- Given instruction -
Exclude the pictures, then repeat the remaining data exactly.

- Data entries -

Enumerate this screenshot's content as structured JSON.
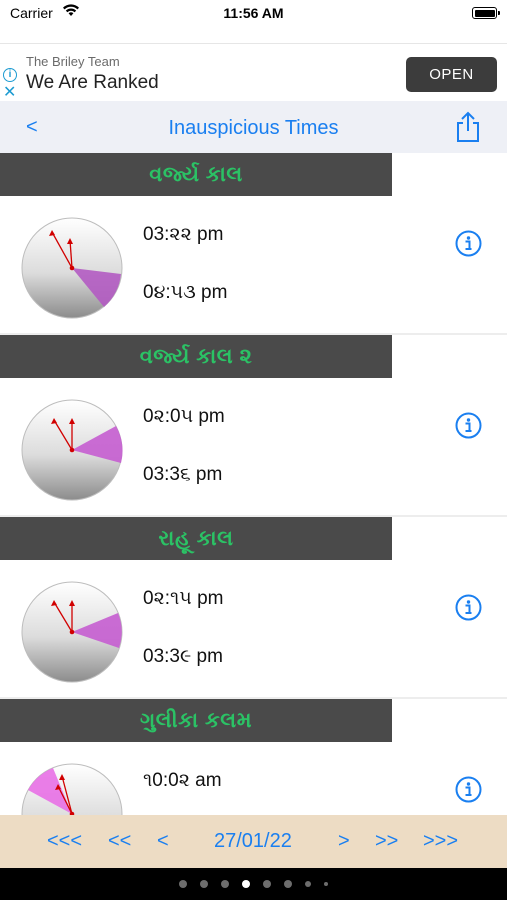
{
  "status_bar": {
    "carrier": "Carrier",
    "time": "11:56 AM"
  },
  "ad": {
    "advertiser": "The Briley Team",
    "headline": "We Are Ranked",
    "cta": "OPEN"
  },
  "nav": {
    "back_label": "<",
    "title": "Inauspicious Times"
  },
  "sections": [
    {
      "title": "વર્જ્ય કાલ",
      "start": "03:૨૨ pm",
      "end": "0૪:૫૩ pm"
    },
    {
      "title": "વર્જ્ય કાલ ૨",
      "start": "0૨:0૫ pm",
      "end": "03:3૬ pm"
    },
    {
      "title": "રાહૂ કાલ",
      "start": "0૨:૧૫ pm",
      "end": "03:3૯ pm"
    },
    {
      "title": "ગુલીકા કલમ",
      "start": "૧0:0૨ am",
      "end": ""
    }
  ],
  "date_nav": {
    "first": "<<<",
    "prev_week": "<<",
    "prev_day": "<",
    "date": "27/01/22",
    "next_day": ">",
    "next_week": ">>",
    "last": ">>>"
  },
  "colors": {
    "accent": "#1a7ff0",
    "header_bg": "#4a4a4a",
    "header_text": "#2bc265",
    "wedge": "#c55dd0",
    "hands": "#d10000"
  }
}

- Expected answer -
Enumerate this screenshot's content as structured JSON.
{
  "status_bar": {
    "carrier": "Carrier",
    "time": "11:56 AM"
  },
  "ad": {
    "advertiser": "The Briley Team",
    "headline": "We Are Ranked",
    "cta": "OPEN"
  },
  "nav": {
    "back_label": "<",
    "title": "Inauspicious Times"
  },
  "sections": [
    {
      "title": "વર્જ્ય કાલ",
      "start": "03:૨૨ pm",
      "end": "0૪:૫૩ pm"
    },
    {
      "title": "વર્જ્ય કાલ ૨",
      "start": "0૨:0૫ pm",
      "end": "03:3૬ pm"
    },
    {
      "title": "રાહૂ કાલ",
      "start": "0૨:૧૫ pm",
      "end": "03:3૯ pm"
    },
    {
      "title": "ગુલીકા કલમ",
      "start": "૧0:0૨ am",
      "end": ""
    }
  ],
  "date_nav": {
    "first": "<<<",
    "prev_week": "<<",
    "prev_day": "<",
    "date": "27/01/22",
    "next_day": ">",
    "next_week": ">>",
    "last": ">>>"
  },
  "colors": {
    "accent": "#1a7ff0",
    "header_bg": "#4a4a4a",
    "header_text": "#2bc265",
    "wedge": "#c55dd0",
    "hands": "#d10000"
  }
}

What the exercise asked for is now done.